* START The records *
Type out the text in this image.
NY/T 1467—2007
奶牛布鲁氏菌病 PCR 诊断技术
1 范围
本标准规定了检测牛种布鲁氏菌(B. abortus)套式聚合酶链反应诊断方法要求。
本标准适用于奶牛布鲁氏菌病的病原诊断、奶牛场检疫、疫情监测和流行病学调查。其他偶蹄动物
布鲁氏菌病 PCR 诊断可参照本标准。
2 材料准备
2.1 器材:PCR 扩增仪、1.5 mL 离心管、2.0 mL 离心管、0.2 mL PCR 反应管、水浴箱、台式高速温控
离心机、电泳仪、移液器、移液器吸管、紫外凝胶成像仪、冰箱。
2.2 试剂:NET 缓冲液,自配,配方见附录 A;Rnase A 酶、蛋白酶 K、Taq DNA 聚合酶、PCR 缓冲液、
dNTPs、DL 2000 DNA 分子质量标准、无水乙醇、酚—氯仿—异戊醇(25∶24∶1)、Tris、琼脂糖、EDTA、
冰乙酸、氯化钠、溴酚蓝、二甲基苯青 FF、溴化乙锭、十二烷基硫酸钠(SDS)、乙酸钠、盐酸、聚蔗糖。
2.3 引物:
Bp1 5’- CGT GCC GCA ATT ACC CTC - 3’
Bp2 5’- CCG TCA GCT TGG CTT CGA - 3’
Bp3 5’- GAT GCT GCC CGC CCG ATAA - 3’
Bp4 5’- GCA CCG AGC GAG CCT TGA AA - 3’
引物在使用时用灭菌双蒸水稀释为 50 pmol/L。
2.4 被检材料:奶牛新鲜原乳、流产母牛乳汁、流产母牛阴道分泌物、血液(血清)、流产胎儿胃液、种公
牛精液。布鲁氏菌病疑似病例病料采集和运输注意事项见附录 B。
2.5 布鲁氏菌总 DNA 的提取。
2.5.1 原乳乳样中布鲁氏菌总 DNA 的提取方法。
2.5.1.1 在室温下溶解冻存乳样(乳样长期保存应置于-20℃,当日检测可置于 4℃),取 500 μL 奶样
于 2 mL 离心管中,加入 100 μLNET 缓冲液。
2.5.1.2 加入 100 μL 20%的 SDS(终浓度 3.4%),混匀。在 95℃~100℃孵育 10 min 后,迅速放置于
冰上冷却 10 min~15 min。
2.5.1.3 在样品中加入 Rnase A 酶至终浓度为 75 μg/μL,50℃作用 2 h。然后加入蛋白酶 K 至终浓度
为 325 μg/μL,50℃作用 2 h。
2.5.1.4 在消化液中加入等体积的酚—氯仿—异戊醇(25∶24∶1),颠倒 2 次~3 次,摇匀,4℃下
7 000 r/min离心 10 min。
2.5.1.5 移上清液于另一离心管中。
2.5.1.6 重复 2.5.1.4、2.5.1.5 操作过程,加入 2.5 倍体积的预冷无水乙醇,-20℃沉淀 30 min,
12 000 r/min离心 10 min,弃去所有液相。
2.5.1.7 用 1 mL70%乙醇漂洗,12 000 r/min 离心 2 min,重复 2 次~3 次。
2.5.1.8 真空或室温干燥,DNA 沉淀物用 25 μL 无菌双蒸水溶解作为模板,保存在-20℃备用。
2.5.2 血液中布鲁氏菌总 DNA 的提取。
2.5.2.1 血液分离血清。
* END The records *
◆ Written task
Identify each line in the entries with the word "Rnase" and copy it.

◆ Response to this exercise
2.2 试剂:NET 缓冲液,自配,配方见附录 A;Rnase A 酶、蛋白酶 K、Taq DNA 聚合酶、PCR 缓冲液、
2.5.1.3 在样品中加入 Rnase A 酶至终浓度为 75 μg/μL,50℃作用 2 h。然后加入蛋白酶 K 至终浓度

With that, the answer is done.